*Task prompt:* From the records below, copy every line that contains the word "Model".

(Data entries for graphics)
_____

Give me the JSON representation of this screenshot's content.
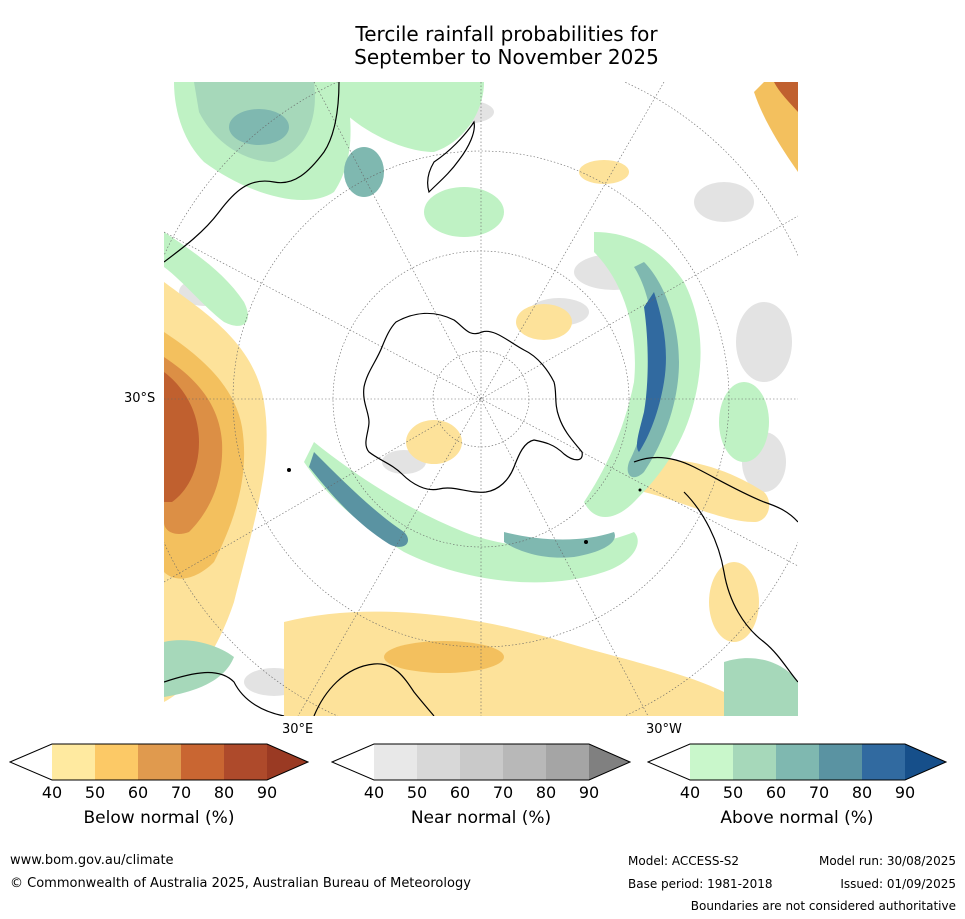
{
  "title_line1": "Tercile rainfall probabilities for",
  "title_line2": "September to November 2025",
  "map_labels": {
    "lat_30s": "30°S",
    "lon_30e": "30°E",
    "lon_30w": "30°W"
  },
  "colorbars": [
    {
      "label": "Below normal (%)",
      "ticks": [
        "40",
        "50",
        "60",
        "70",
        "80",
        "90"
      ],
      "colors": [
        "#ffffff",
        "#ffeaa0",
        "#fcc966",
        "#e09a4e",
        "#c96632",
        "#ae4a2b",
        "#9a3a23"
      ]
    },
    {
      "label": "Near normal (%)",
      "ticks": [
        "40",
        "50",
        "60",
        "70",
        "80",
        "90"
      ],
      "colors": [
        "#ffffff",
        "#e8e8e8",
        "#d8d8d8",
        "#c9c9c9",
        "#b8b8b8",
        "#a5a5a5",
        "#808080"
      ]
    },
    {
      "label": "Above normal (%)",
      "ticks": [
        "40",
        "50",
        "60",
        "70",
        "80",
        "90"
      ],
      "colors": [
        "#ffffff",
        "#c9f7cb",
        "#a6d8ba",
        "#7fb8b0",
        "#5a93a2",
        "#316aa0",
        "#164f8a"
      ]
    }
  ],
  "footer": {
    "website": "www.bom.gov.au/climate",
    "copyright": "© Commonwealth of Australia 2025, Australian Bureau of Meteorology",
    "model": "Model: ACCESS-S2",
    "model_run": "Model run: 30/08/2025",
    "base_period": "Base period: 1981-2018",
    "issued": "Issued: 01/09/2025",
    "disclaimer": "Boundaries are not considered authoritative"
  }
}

_____

*Finished exercise:*
    "model": "Model: ACCESS-S2",
    "model_run": "Model run: 30/08/2025",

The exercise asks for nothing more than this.